Which lines hold the string "nyeri"? Copy every one of them.

■ **DATASET CONTENT**:

▼▼▼

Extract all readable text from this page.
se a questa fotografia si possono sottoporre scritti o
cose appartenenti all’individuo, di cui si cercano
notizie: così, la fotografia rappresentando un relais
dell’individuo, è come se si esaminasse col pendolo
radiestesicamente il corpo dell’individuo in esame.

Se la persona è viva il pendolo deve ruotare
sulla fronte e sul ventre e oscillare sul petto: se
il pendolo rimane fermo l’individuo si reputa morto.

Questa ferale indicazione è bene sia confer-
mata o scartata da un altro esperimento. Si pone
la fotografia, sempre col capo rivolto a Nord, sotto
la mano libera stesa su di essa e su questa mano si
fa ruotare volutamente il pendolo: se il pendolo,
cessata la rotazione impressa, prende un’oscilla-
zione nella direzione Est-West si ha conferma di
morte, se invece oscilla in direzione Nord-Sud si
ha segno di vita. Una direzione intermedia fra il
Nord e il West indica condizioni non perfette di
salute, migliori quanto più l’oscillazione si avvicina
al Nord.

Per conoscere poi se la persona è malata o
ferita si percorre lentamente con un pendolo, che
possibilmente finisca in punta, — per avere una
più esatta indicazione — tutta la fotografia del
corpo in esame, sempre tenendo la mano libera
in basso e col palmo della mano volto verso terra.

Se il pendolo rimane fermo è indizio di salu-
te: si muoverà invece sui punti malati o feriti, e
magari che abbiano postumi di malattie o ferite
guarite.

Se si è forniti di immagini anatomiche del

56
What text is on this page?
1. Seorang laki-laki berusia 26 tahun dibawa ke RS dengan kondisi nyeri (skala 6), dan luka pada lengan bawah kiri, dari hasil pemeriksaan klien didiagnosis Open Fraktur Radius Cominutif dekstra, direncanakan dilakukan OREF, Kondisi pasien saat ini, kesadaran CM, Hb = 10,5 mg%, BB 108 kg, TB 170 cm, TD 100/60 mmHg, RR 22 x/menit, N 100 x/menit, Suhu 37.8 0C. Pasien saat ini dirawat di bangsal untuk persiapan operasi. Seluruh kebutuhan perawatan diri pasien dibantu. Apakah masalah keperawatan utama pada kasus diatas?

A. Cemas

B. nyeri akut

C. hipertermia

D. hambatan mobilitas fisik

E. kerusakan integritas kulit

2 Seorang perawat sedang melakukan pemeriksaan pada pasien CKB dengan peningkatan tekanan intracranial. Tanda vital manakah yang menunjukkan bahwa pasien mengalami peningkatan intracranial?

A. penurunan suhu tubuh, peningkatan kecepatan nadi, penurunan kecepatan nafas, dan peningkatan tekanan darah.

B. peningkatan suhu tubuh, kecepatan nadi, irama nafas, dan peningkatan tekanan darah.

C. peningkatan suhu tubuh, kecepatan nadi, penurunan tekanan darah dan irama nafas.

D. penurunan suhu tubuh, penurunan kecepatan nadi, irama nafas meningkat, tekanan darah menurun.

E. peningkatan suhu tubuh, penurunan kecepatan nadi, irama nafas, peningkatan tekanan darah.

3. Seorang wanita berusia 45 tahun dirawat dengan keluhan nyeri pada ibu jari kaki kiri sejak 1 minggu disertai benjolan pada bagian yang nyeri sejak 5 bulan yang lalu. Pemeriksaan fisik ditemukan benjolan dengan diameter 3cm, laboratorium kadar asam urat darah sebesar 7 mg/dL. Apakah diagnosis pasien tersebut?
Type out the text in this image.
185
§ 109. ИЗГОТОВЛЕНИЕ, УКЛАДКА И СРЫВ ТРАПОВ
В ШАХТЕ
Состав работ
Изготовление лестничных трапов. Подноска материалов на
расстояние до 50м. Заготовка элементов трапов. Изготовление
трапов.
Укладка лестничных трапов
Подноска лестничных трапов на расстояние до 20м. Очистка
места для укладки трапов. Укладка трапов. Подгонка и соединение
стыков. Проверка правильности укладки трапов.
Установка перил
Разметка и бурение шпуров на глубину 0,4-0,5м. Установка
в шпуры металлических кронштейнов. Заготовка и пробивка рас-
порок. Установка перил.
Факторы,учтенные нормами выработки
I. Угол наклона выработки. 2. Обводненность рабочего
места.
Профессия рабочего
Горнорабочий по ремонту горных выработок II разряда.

▲▲▲

■ **COMPLETED EXERCISE**:
1. Seorang laki-laki berusia 26 tahun dibawa ke RS dengan kondisi nyeri (skala 6), dan luka pada lengan bawah kiri, dari hasil pemeriksaan klien didiagnosis Open Fraktur Radius Cominutif dekstra, direncanakan dilakukan OREF, Kondisi pasien saat ini, kesadaran CM, Hb = 10,5 mg%, BB 108 kg, TB 170 cm, TD 100/60 mmHg, RR 22 x/menit, N 100 x/menit, Suhu 37.8 0C. Pasien saat ini dirawat di bangsal untuk persiapan operasi. Seluruh kebutuhan perawatan diri pasien dibantu. Apakah masalah keperawatan utama pada kasus diatas?
B. nyeri akut
3. Seorang wanita berusia 45 tahun dirawat dengan keluhan nyeri pada ibu jari kaki kiri sejak 1 minggu disertai benjolan pada bagian yang nyeri sejak 5 bulan yang lalu. Pemeriksaan fisik ditemukan benjolan dengan diameter 3cm, laboratorium kadar asam urat darah sebesar 7 mg/dL. Apakah diagnosis pasien tersebut?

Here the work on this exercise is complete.